EXERCISE DETAILS - Show all lines that include the string "זיהוי"; copy each one.

RECORDS SUPPLIED -
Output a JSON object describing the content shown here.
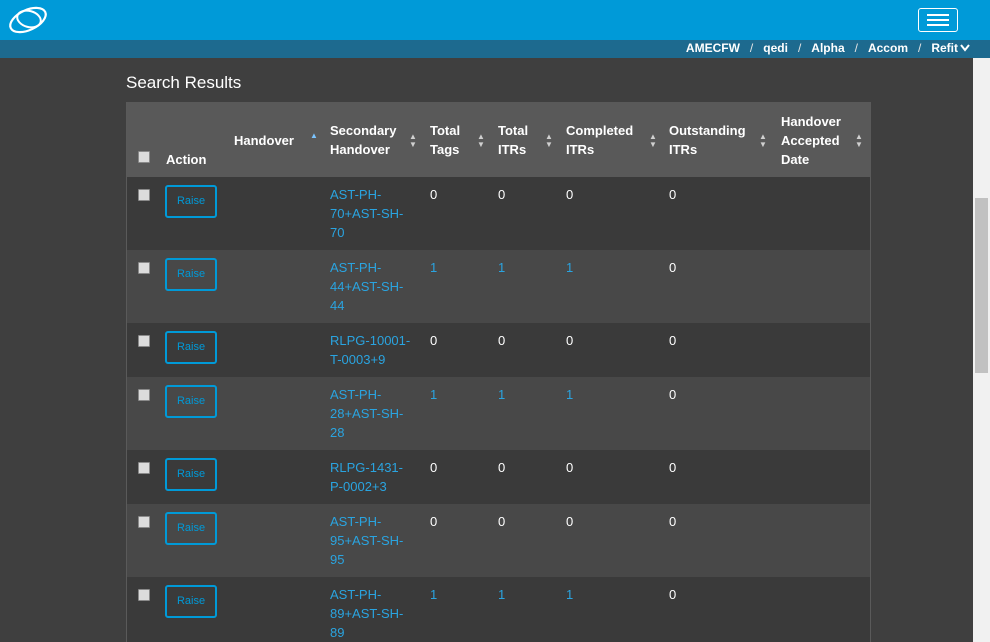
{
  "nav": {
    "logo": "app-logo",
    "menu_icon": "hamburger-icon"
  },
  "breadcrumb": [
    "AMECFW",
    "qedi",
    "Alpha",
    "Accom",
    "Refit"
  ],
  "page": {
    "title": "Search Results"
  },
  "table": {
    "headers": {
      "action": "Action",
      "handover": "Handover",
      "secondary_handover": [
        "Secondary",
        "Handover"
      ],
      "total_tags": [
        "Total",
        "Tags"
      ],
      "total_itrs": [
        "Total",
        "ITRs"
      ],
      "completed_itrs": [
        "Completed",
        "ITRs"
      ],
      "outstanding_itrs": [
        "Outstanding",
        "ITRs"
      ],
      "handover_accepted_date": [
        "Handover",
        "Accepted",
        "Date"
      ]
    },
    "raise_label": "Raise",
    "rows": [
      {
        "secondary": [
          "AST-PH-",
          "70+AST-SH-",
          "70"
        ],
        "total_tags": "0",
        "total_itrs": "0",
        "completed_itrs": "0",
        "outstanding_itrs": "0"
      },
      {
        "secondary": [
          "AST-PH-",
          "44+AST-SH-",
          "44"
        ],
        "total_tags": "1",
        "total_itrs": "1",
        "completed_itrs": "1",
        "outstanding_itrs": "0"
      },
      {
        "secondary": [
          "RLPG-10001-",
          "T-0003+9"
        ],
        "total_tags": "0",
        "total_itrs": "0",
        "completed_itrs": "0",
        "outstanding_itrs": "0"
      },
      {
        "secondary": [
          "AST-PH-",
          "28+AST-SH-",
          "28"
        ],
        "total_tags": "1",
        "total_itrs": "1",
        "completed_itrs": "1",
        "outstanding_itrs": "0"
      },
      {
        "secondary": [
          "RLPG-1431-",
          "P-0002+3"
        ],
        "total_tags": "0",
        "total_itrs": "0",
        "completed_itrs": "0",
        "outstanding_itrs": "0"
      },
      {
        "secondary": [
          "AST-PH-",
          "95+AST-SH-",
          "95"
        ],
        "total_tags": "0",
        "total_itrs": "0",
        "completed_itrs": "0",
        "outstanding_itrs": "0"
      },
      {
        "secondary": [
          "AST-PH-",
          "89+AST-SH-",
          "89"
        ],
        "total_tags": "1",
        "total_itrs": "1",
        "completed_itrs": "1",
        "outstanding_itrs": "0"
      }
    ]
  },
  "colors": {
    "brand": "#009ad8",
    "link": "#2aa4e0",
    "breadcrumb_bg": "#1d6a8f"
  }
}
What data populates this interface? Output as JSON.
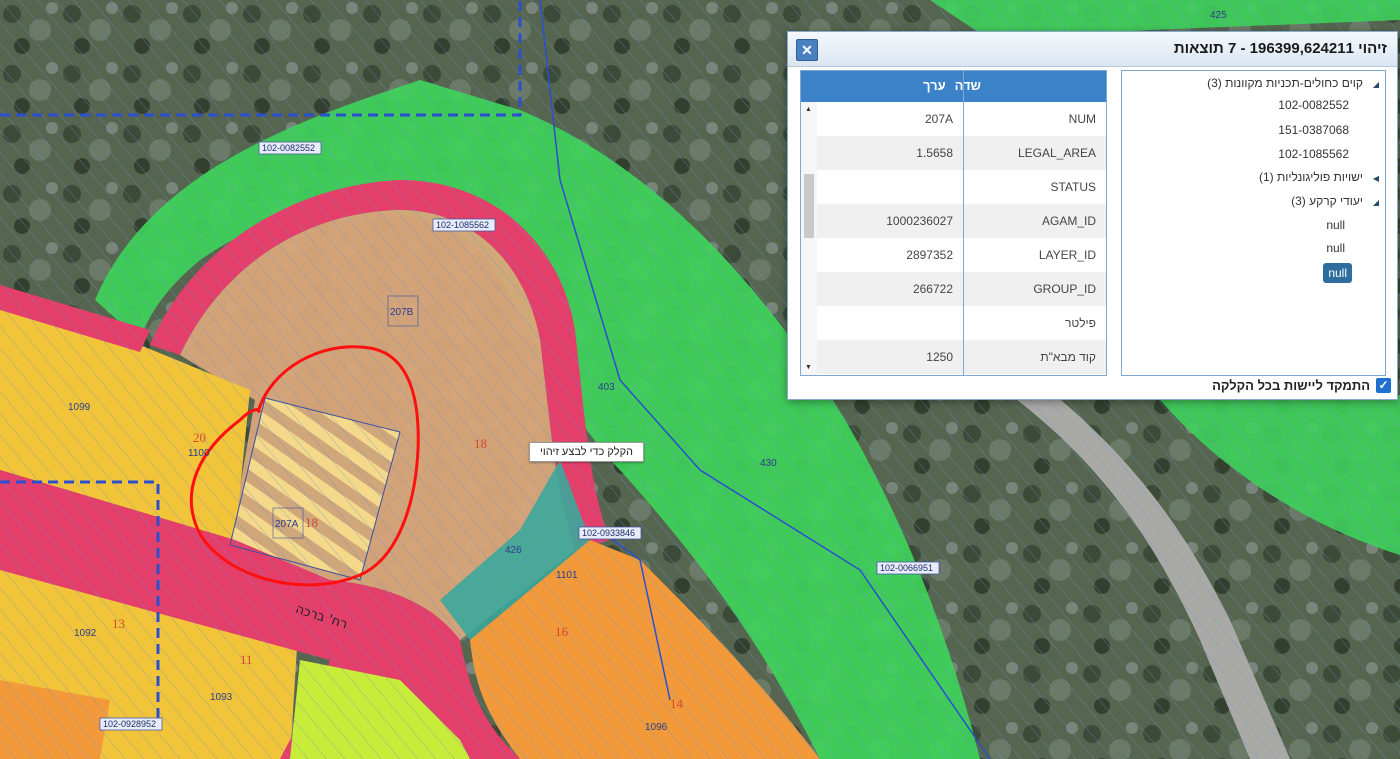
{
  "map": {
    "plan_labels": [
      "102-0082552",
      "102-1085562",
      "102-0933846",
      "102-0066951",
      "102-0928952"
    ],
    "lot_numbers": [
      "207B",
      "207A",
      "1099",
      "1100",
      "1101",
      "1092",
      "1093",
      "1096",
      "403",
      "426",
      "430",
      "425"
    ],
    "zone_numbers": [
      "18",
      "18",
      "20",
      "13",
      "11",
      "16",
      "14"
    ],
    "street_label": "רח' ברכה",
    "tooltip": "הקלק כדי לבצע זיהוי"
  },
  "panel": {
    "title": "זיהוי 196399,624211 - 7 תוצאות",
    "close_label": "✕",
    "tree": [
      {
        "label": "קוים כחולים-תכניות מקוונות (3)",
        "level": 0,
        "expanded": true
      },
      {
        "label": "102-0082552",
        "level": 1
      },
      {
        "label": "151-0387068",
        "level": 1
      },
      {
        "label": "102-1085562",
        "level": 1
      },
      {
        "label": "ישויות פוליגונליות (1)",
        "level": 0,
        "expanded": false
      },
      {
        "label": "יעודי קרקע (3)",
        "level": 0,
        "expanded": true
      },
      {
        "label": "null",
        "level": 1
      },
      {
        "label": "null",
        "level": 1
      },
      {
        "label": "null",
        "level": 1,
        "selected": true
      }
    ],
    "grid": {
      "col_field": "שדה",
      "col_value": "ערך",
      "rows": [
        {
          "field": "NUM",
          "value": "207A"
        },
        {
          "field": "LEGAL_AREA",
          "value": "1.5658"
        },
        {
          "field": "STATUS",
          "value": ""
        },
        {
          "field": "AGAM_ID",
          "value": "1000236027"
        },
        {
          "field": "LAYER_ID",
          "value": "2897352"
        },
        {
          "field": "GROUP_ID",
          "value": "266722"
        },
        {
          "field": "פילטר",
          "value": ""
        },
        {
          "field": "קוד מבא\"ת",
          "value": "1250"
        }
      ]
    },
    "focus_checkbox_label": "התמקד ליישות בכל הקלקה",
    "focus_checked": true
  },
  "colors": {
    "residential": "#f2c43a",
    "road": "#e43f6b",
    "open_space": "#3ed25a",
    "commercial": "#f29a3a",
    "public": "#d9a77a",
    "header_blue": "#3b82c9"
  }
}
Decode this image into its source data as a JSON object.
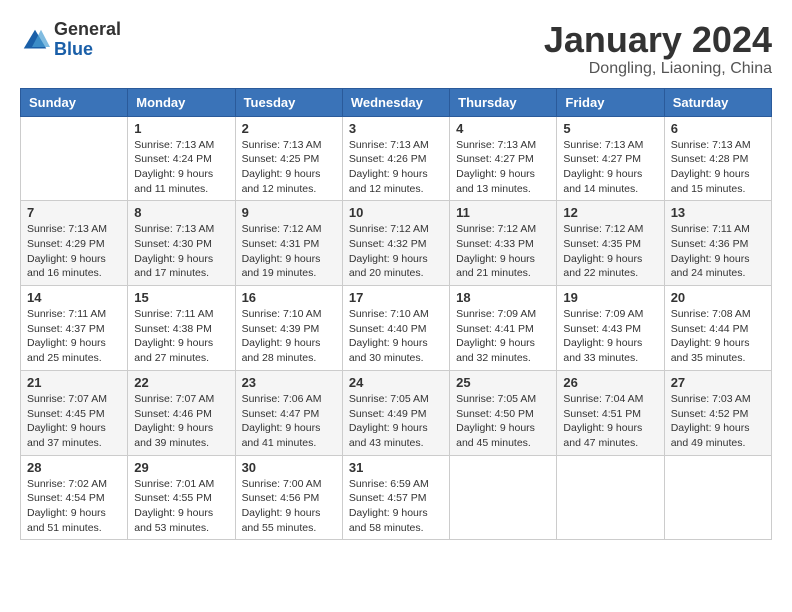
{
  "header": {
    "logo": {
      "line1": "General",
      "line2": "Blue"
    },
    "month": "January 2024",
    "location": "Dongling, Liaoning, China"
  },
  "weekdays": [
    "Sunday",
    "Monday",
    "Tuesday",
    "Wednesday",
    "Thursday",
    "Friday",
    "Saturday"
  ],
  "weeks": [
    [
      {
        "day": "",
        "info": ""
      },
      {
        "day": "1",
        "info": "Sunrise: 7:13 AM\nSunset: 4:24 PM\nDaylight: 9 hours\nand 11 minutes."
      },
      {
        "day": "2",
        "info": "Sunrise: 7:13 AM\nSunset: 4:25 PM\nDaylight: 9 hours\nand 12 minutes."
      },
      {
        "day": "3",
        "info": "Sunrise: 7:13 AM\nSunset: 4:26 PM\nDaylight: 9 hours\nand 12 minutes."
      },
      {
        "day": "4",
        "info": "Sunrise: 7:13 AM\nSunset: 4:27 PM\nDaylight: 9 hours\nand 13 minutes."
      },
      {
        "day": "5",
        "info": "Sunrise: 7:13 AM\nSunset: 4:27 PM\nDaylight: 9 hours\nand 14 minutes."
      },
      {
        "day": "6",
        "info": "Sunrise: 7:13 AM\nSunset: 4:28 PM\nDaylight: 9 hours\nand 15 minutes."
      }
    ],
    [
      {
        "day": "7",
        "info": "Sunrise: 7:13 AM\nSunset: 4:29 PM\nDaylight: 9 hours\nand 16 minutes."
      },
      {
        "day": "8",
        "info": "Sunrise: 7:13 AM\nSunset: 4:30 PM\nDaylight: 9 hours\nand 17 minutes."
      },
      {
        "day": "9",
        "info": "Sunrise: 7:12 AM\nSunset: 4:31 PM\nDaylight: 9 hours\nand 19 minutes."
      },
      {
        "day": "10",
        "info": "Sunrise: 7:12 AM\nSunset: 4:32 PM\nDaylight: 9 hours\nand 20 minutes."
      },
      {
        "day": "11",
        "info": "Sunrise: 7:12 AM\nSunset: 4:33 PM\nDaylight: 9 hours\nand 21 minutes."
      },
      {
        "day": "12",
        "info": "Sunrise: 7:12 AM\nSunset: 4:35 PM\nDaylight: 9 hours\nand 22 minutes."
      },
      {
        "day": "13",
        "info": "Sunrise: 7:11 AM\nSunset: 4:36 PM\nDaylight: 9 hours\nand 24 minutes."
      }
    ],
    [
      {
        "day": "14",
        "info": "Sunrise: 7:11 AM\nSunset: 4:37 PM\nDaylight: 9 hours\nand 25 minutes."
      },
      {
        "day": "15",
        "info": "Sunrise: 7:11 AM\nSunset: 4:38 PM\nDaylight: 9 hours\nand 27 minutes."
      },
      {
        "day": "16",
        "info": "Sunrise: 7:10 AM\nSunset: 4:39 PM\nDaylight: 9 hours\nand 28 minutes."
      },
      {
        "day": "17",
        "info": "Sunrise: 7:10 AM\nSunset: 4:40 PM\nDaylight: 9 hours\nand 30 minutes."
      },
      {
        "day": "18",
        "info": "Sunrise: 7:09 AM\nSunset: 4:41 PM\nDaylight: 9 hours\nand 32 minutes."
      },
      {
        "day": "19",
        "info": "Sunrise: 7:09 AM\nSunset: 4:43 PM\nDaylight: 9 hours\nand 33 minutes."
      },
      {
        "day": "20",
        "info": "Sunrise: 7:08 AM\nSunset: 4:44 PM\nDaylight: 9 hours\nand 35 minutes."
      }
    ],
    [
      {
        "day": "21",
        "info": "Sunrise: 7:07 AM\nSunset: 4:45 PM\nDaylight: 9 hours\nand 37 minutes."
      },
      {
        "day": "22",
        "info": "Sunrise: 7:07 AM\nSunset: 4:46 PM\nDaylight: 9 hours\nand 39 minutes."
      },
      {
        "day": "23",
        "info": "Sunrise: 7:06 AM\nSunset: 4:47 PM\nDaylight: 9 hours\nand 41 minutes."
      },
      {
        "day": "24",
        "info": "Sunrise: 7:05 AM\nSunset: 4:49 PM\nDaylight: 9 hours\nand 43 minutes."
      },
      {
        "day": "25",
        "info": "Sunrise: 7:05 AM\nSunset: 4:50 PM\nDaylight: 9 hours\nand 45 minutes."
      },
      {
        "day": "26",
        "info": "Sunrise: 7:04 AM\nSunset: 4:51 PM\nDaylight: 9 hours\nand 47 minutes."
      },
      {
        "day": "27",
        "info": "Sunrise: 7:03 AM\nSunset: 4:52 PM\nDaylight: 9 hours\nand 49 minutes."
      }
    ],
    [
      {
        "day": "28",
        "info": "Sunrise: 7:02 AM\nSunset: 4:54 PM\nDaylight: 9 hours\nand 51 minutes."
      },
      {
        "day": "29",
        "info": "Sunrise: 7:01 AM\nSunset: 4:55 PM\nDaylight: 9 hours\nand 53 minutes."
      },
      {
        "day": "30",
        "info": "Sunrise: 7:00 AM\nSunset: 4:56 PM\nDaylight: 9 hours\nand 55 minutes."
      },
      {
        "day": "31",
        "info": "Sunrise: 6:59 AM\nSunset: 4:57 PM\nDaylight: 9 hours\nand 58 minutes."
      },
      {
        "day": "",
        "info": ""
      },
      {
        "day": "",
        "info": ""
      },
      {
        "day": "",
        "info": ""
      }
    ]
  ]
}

COMPLETE RESPONSE -
    "tooltip": "הקלק כדי לבצע זיהוי"
    "title": "זיהוי 196399,624211 - 7 תוצאות",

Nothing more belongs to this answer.